### What is needed
Copy out the data below as written; omit any images.

>> start Given records

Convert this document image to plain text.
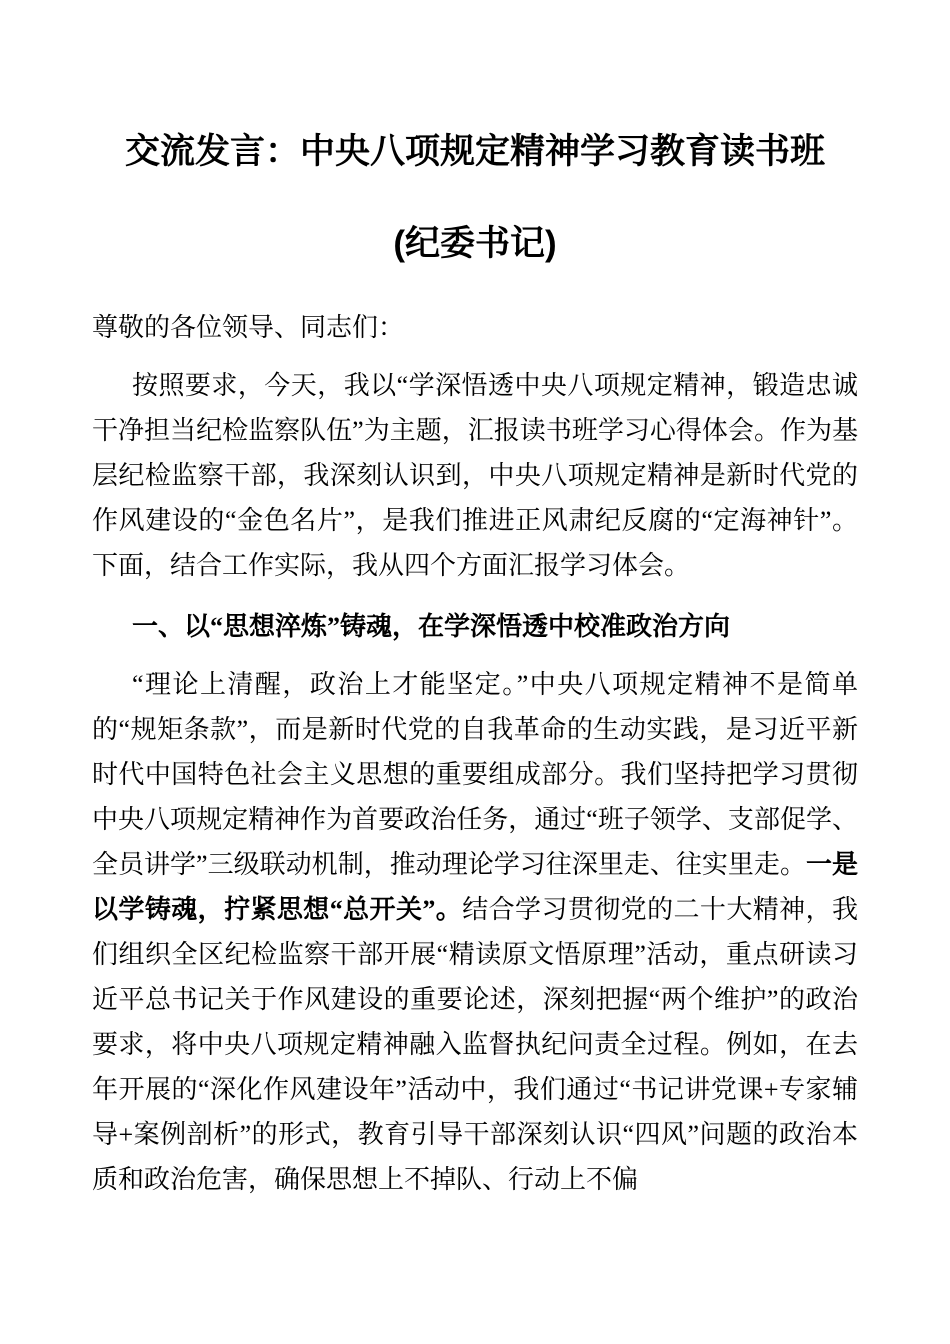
交流发言：中央八项规定精神学习教育读书班
(纪委书记)

尊敬的各位领导、同志们：

按照要求，今天，我以“学深悟透中央八项规定精神，锻造忠诚干净担当纪检监察队伍”为主题，汇报读书班学习心得体会。作为基层纪检监察干部，我深刻认识到，中央八项规定精神是新时代党的作风建设的“金色名片”，是我们推进正风肃纪反腐的“定海神针”。下面，结合工作实际，我从四个方面汇报学习体会。

一、以“思想淬炼”铸魂，在学深悟透中校准政治方向

“理论上清醒，政治上才能坚定。”中央八项规定精神不是简单的“规矩条款”，而是新时代党的自我革命的生动实践，是习近平新时代中国特色社会主义思想的重要组成部分。我们坚持把学习贯彻中央八项规定精神作为首要政治任务，通过“班子领学、支部促学、全员讲学”三级联动机制，推动理论学习往深里走、往实里走。一是以学铸魂，拧紧思想“总开关”。结合学习贯彻党的二十大精神，我们组织全区纪检监察干部开展“精读原文悟原理”活动，重点研读习近平总书记关于作风建设的重要论述，深刻把握“两个维护”的政治要求，将中央八项规定精神融入监督执纪问责全过程。例如，在去年开展的“深化作风建设年”活动中，我们通过“书记讲党课+专家辅导+案例剖析”的形式，教育引导干部深刻认识“四风”问题的政治本质和政治危害，确保思想上不掉队、行动上不偏
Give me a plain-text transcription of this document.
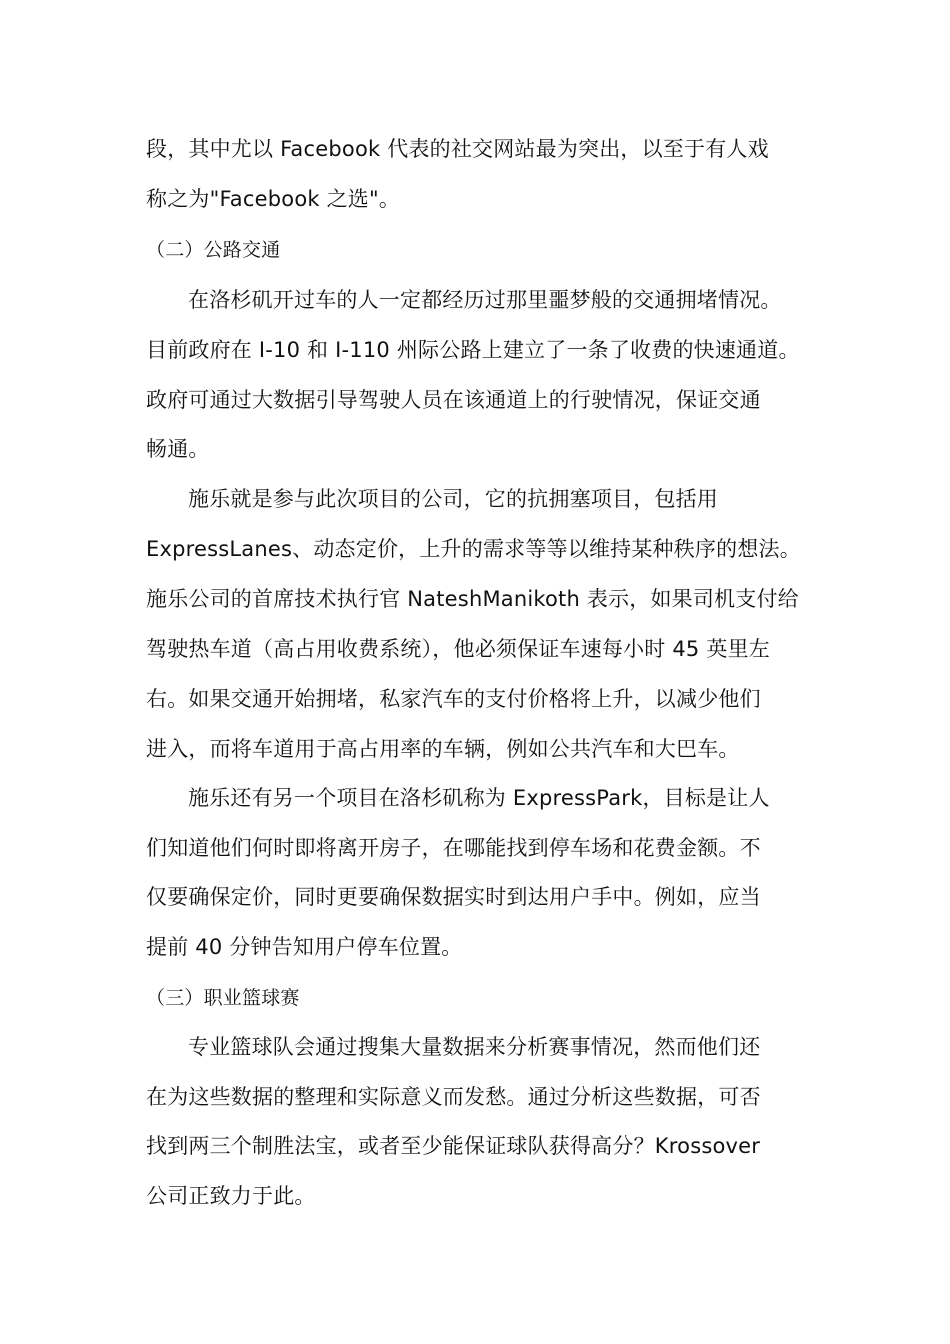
段，其中尤以 Facebook 代表的社交网站最为突出，以至于有人戏
称之为"Facebook 之选"。
（二）公路交通
在洛杉矶开过车的人一定都经历过那里噩梦般的交通拥堵情况。
目前政府在 I-10 和 I-110 州际公路上建立了一条了收费的快速通道。
政府可通过大数据引导驾驶人员在该通道上的行驶情况，保证交通
畅通。
施乐就是参与此次项目的公司，它的抗拥塞项目，包括用
ExpressLanes、动态定价，上升的需求等等以维持某种秩序的想法。
施乐公司的首席技术执行官 NateshManikoth 表示，如果司机支付给
驾驶热车道（高占用收费系统），他必须保证车速每小时 45 英里左
右。如果交通开始拥堵，私家汽车的支付价格将上升，以减少他们
进入，而将车道用于高占用率的车辆，例如公共汽车和大巴车。
施乐还有另一个项目在洛杉矶称为 ExpressPark，目标是让人
们知道他们何时即将离开房子，在哪能找到停车场和花费金额。不
仅要确保定价，同时更要确保数据实时到达用户手中。例如，应当
提前 40 分钟告知用户停车位置。
（三）职业篮球赛
专业篮球队会通过搜集大量数据来分析赛事情况，然而他们还
在为这些数据的整理和实际意义而发愁。通过分析这些数据，可否
找到两三个制胜法宝，或者至少能保证球队获得高分？Krossover
公司正致力于此。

>> end Given records

### Solution to this task
Convert this document image to plain text.
交流发言：中央八项规定精神学习教育读书班
(纪委书记)

尊敬的各位领导、同志们：

按照要求，今天，我以“学深悟透中央八项规定精神，锻造忠诚干净担当纪检监察队伍”为主题，汇报读书班学习心得体会。作为基层纪检监察干部，我深刻认识到，中央八项规定精神是新时代党的作风建设的“金色名片”，是我们推进正风肃纪反腐的“定海神针”。下面，结合工作实际，我从四个方面汇报学习体会。

一、以“思想淬炼”铸魂，在学深悟透中校准政治方向

“理论上清醒，政治上才能坚定。”中央八项规定精神不是简单的“规矩条款”，而是新时代党的自我革命的生动实践，是习近平新时代中国特色社会主义思想的重要组成部分。我们坚持把学习贯彻中央八项规定精神作为首要政治任务，通过“班子领学、支部促学、全员讲学”三级联动机制，推动理论学习往深里走、往实里走。一是以学铸魂，拧紧思想“总开关”。结合学习贯彻党的二十大精神，我们组织全区纪检监察干部开展“精读原文悟原理”活动，重点研读习近平总书记关于作风建设的重要论述，深刻把握“两个维护”的政治要求，将中央八项规定精神融入监督执纪问责全过程。例如，在去年开展的“深化作风建设年”活动中，我们通过“书记讲党课+专家辅导+案例剖析”的形式，教育引导干部深刻认识“四风”问题的政治本质和政治危害，确保思想上不掉队、行动上不偏
Give me a plain-text transcription of this document.
段，其中尤以 Facebook 代表的社交网站最为突出，以至于有人戏
称之为"Facebook 之选"。
（二）公路交通
在洛杉矶开过车的人一定都经历过那里噩梦般的交通拥堵情况。
目前政府在 I-10 和 I-110 州际公路上建立了一条了收费的快速通道。
政府可通过大数据引导驾驶人员在该通道上的行驶情况，保证交通
畅通。
施乐就是参与此次项目的公司，它的抗拥塞项目，包括用
ExpressLanes、动态定价，上升的需求等等以维持某种秩序的想法。
施乐公司的首席技术执行官 NateshManikoth 表示，如果司机支付给
驾驶热车道（高占用收费系统），他必须保证车速每小时 45 英里左
右。如果交通开始拥堵，私家汽车的支付价格将上升，以减少他们
进入，而将车道用于高占用率的车辆，例如公共汽车和大巴车。
施乐还有另一个项目在洛杉矶称为 ExpressPark，目标是让人
们知道他们何时即将离开房子，在哪能找到停车场和花费金额。不
仅要确保定价，同时更要确保数据实时到达用户手中。例如，应当
提前 40 分钟告知用户停车位置。
（三）职业篮球赛
专业篮球队会通过搜集大量数据来分析赛事情况，然而他们还
在为这些数据的整理和实际意义而发愁。通过分析这些数据，可否
找到两三个制胜法宝，或者至少能保证球队获得高分？Krossover
公司正致力于此。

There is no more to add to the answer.